◆ Input for this task ◆

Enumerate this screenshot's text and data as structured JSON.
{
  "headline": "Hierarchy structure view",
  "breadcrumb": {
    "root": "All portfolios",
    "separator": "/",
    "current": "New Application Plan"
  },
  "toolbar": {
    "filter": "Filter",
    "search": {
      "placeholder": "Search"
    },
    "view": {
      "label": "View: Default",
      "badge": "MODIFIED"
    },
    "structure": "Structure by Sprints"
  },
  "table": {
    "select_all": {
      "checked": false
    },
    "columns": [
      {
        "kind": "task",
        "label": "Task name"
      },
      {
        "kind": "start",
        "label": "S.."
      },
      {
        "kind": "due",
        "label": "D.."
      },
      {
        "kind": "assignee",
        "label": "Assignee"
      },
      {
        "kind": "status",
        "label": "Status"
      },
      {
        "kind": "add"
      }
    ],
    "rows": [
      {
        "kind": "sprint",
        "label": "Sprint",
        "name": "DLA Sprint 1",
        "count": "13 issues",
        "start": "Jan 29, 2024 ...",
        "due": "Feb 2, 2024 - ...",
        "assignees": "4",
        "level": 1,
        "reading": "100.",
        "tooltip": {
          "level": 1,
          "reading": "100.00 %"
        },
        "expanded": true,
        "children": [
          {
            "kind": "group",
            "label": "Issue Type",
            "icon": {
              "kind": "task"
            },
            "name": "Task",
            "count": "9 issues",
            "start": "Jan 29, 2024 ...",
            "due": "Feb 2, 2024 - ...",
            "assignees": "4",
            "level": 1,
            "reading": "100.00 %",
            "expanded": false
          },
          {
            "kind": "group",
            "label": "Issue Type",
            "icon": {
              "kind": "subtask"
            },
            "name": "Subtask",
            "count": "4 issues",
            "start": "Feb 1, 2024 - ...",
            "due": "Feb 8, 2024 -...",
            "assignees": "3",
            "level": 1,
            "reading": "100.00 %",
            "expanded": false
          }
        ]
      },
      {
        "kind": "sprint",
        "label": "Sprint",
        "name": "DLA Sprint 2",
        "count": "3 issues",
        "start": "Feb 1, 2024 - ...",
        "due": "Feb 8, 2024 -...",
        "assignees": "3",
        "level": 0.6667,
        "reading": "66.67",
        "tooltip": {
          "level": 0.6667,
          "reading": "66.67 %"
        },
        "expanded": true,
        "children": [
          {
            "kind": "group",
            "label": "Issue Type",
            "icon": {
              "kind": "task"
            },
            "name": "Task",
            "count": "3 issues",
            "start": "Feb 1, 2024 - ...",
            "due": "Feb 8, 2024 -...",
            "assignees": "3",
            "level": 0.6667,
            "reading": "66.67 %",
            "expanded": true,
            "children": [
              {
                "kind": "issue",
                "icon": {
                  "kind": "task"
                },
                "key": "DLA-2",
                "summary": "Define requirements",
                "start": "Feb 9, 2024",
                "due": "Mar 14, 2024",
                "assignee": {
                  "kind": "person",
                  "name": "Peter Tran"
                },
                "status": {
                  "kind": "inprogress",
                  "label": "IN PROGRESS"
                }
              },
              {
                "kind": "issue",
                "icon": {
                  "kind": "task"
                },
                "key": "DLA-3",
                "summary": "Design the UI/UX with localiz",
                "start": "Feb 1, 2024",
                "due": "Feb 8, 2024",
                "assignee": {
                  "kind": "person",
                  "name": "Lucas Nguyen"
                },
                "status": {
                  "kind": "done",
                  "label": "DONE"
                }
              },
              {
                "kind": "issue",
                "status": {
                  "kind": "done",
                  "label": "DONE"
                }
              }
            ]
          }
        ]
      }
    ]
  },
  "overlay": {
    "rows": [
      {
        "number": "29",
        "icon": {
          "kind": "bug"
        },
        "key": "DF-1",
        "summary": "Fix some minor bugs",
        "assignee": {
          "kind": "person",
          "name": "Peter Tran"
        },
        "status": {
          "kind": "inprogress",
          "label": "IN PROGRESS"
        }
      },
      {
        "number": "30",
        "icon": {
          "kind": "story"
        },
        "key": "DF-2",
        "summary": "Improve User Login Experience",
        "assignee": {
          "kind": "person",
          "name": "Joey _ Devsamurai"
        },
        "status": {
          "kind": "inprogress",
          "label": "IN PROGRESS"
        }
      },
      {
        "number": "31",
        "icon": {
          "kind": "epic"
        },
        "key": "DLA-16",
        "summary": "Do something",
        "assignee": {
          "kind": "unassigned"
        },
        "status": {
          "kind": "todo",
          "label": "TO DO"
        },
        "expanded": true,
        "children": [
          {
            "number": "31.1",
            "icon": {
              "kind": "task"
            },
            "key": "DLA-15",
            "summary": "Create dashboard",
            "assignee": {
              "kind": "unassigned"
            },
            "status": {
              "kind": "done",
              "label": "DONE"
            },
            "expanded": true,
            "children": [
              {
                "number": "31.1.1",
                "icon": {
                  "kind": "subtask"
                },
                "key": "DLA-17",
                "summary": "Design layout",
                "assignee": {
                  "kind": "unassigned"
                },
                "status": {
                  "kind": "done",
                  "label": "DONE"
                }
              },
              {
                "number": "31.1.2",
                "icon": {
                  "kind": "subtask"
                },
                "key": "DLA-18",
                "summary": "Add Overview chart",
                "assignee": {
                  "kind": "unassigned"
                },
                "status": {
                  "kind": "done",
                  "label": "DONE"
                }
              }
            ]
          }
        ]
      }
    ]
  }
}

◆ Exercise prompt ◆
Nothing should be changed: write out all of the data as is.

◆ Full solution ◆
Enumerate this screenshot's text and data as structured JSON.
{
  "headline": "Hierarchy structure view",
  "breadcrumb": {
    "root": "All portfolios",
    "separator": "/",
    "current": "New Application Plan"
  },
  "toolbar": {
    "filter": "Filter",
    "search": {
      "placeholder": "Search"
    },
    "view": {
      "label": "View: Default",
      "badge": "MODIFIED"
    },
    "structure": "Structure by Sprints"
  },
  "table": {
    "select_all": {
      "checked": false
    },
    "columns": [
      {
        "kind": "task",
        "label": "Task name"
      },
      {
        "kind": "start",
        "label": "S.."
      },
      {
        "kind": "due",
        "label": "D.."
      },
      {
        "kind": "assignee",
        "label": "Assignee"
      },
      {
        "kind": "status",
        "label": "Status"
      },
      {
        "kind": "add"
      }
    ],
    "rows": [
      {
        "kind": "sprint",
        "label": "Sprint",
        "name": "DLA Sprint 1",
        "count": "13 issues",
        "start": "Jan 29, 2024 ...",
        "due": "Feb 2, 2024 - ...",
        "assignees": "4",
        "level": 1,
        "reading": "100.",
        "tooltip": {
          "level": 1,
          "reading": "100.00 %"
        },
        "expanded": true,
        "children": [
          {
            "kind": "group",
            "label": "Issue Type",
            "icon": {
              "kind": "task"
            },
            "name": "Task",
            "count": "9 issues",
            "start": "Jan 29, 2024 ...",
            "due": "Feb 2, 2024 - ...",
            "assignees": "4",
            "level": 1,
            "reading": "100.00 %",
            "expanded": false
          },
          {
            "kind": "group",
            "label": "Issue Type",
            "icon": {
              "kind": "subtask"
            },
            "name": "Subtask",
            "count": "4 issues",
            "start": "Feb 1, 2024 - ...",
            "due": "Feb 8, 2024 -...",
            "assignees": "3",
            "level": 1,
            "reading": "100.00 %",
            "expanded": false
          }
        ]
      },
      {
        "kind": "sprint",
        "label": "Sprint",
        "name": "DLA Sprint 2",
        "count": "3 issues",
        "start": "Feb 1, 2024 - ...",
        "due": "Feb 8, 2024 -...",
        "assignees": "3",
        "level": 0.6667,
        "reading": "66.67",
        "tooltip": {
          "level": 0.6667,
          "reading": "66.67 %"
        },
        "expanded": true,
        "children": [
          {
            "kind": "group",
            "label": "Issue Type",
            "icon": {
              "kind": "task"
            },
            "name": "Task",
            "count": "3 issues",
            "start": "Feb 1, 2024 - ...",
            "due": "Feb 8, 2024 -...",
            "assignees": "3",
            "level": 0.6667,
            "reading": "66.67 %",
            "expanded": true,
            "children": [
              {
                "kind": "issue",
                "icon": {
                  "kind": "task"
                },
                "key": "DLA-2",
                "summary": "Define requirements",
                "start": "Feb 9, 2024",
                "due": "Mar 14, 2024",
                "assignee": {
                  "kind": "person",
                  "name": "Peter Tran"
                },
                "status": {
                  "kind": "inprogress",
                  "label": "IN PROGRESS"
                }
              },
              {
                "kind": "issue",
                "icon": {
                  "kind": "task"
                },
                "key": "DLA-3",
                "summary": "Design the UI/UX with localiz",
                "start": "Feb 1, 2024",
                "due": "Feb 8, 2024",
                "assignee": {
                  "kind": "person",
                  "name": "Lucas Nguyen"
                },
                "status": {
                  "kind": "done",
                  "label": "DONE"
                }
              },
              {
                "kind": "issue",
                "status": {
                  "kind": "done",
                  "label": "DONE"
                }
              }
            ]
          }
        ]
      }
    ]
  },
  "overlay": {
    "rows": [
      {
        "number": "29",
        "icon": {
          "kind": "bug"
        },
        "key": "DF-1",
        "summary": "Fix some minor bugs",
        "assignee": {
          "kind": "person",
          "name": "Peter Tran"
        },
        "status": {
          "kind": "inprogress",
          "label": "IN PROGRESS"
        }
      },
      {
        "number": "30",
        "icon": {
          "kind": "story"
        },
        "key": "DF-2",
        "summary": "Improve User Login Experience",
        "assignee": {
          "kind": "person",
          "name": "Joey _ Devsamurai"
        },
        "status": {
          "kind": "inprogress",
          "label": "IN PROGRESS"
        }
      },
      {
        "number": "31",
        "icon": {
          "kind": "epic"
        },
        "key": "DLA-16",
        "summary": "Do something",
        "assignee": {
          "kind": "unassigned"
        },
        "status": {
          "kind": "todo",
          "label": "TO DO"
        },
        "expanded": true,
        "children": [
          {
            "number": "31.1",
            "icon": {
              "kind": "task"
            },
            "key": "DLA-15",
            "summary": "Create dashboard",
            "assignee": {
              "kind": "unassigned"
            },
            "status": {
              "kind": "done",
              "label": "DONE"
            },
            "expanded": true,
            "children": [
              {
                "number": "31.1.1",
                "icon": {
                  "kind": "subtask"
                },
                "key": "DLA-17",
                "summary": "Design layout",
                "assignee": {
                  "kind": "unassigned"
                },
                "status": {
                  "kind": "done",
                  "label": "DONE"
                }
              },
              {
                "number": "31.1.2",
                "icon": {
                  "kind": "subtask"
                },
                "key": "DLA-18",
                "summary": "Add Overview chart",
                "assignee": {
                  "kind": "unassigned"
                },
                "status": {
                  "kind": "done",
                  "label": "DONE"
                }
              }
            ]
          }
        ]
      }
    ]
  }
}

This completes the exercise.